> **EXERCISE**
Return every record below exactly.

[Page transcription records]
------------
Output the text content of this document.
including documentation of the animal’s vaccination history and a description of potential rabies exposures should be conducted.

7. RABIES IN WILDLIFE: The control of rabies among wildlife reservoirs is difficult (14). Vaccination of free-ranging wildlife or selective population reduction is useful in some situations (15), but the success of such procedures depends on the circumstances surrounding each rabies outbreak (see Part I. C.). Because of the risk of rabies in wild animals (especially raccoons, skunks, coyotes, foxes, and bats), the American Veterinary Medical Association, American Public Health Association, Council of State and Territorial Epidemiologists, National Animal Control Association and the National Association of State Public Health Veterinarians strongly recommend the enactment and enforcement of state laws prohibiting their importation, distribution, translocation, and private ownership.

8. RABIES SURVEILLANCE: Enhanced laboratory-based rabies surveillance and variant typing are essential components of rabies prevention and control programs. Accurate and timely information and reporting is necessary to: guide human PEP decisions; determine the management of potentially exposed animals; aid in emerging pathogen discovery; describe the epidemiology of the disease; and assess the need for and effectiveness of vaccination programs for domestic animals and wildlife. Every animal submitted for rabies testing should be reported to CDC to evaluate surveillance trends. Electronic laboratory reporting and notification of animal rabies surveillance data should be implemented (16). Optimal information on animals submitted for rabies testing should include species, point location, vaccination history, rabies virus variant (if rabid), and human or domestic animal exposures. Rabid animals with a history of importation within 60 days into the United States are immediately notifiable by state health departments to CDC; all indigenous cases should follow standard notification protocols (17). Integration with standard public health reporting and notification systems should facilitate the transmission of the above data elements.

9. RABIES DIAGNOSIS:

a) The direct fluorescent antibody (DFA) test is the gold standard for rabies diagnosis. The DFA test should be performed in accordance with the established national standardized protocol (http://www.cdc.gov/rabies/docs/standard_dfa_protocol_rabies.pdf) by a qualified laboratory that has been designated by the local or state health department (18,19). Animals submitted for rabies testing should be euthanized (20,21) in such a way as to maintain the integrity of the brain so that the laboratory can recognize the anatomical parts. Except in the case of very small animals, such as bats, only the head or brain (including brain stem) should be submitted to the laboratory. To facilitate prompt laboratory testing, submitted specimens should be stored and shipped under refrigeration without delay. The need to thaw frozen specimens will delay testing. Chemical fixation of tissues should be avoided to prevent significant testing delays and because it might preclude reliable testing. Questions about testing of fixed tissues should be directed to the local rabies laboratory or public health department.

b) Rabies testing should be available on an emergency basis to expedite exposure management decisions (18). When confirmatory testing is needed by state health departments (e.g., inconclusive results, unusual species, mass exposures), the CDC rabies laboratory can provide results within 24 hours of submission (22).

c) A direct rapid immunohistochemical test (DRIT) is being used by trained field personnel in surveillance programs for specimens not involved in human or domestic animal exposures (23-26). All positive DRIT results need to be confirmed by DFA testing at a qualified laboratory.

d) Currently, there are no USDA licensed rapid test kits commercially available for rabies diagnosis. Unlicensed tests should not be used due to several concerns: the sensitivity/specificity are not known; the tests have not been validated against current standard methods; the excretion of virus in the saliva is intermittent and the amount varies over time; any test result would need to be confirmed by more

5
------------
> **WORKED SOLUTION**
Output the text content of this document.
including documentation of the animal’s vaccination history and a description of potential rabies exposures should be conducted.

7. RABIES IN WILDLIFE: The control of rabies among wildlife reservoirs is difficult (14). Vaccination of free-ranging wildlife or selective population reduction is useful in some situations (15), but the success of such procedures depends on the circumstances surrounding each rabies outbreak (see Part I. C.). Because of the risk of rabies in wild animals (especially raccoons, skunks, coyotes, foxes, and bats), the American Veterinary Medical Association, American Public Health Association, Council of State and Territorial Epidemiologists, National Animal Control Association and the National Association of State Public Health Veterinarians strongly recommend the enactment and enforcement of state laws prohibiting their importation, distribution, translocation, and private ownership.

8. RABIES SURVEILLANCE: Enhanced laboratory-based rabies surveillance and variant typing are essential components of rabies prevention and control programs. Accurate and timely information and reporting is necessary to: guide human PEP decisions; determine the management of potentially exposed animals; aid in emerging pathogen discovery; describe the epidemiology of the disease; and assess the need for and effectiveness of vaccination programs for domestic animals and wildlife. Every animal submitted for rabies testing should be reported to CDC to evaluate surveillance trends. Electronic laboratory reporting and notification of animal rabies surveillance data should be implemented (16). Optimal information on animals submitted for rabies testing should include species, point location, vaccination history, rabies virus variant (if rabid), and human or domestic animal exposures. Rabid animals with a history of importation within 60 days into the United States are immediately notifiable by state health departments to CDC; all indigenous cases should follow standard notification protocols (17). Integration with standard public health reporting and notification systems should facilitate the transmission of the above data elements.

9. RABIES DIAGNOSIS:

a) The direct fluorescent antibody (DFA) test is the gold standard for rabies diagnosis. The DFA test should be performed in accordance with the established national standardized protocol (http://www.cdc.gov/rabies/docs/standard_dfa_protocol_rabies.pdf) by a qualified laboratory that has been designated by the local or state health department (18,19). Animals submitted for rabies testing should be euthanized (20,21) in such a way as to maintain the integrity of the brain so that the laboratory can recognize the anatomical parts. Except in the case of very small animals, such as bats, only the head or brain (including brain stem) should be submitted to the laboratory. To facilitate prompt laboratory testing, submitted specimens should be stored and shipped under refrigeration without delay. The need to thaw frozen specimens will delay testing. Chemical fixation of tissues should be avoided to prevent significant testing delays and because it might preclude reliable testing. Questions about testing of fixed tissues should be directed to the local rabies laboratory or public health department.

b) Rabies testing should be available on an emergency basis to expedite exposure management decisions (18). When confirmatory testing is needed by state health departments (e.g., inconclusive results, unusual species, mass exposures), the CDC rabies laboratory can provide results within 24 hours of submission (22).

c) A direct rapid immunohistochemical test (DRIT) is being used by trained field personnel in surveillance programs for specimens not involved in human or domestic animal exposures (23-26). All positive DRIT results need to be confirmed by DFA testing at a qualified laboratory.

d) Currently, there are no USDA licensed rapid test kits commercially available for rabies diagnosis. Unlicensed tests should not be used due to several concerns: the sensitivity/specificity are not known; the tests have not been validated against current standard methods; the excretion of virus in the saliva is intermittent and the amount varies over time; any test result would need to be confirmed by more

5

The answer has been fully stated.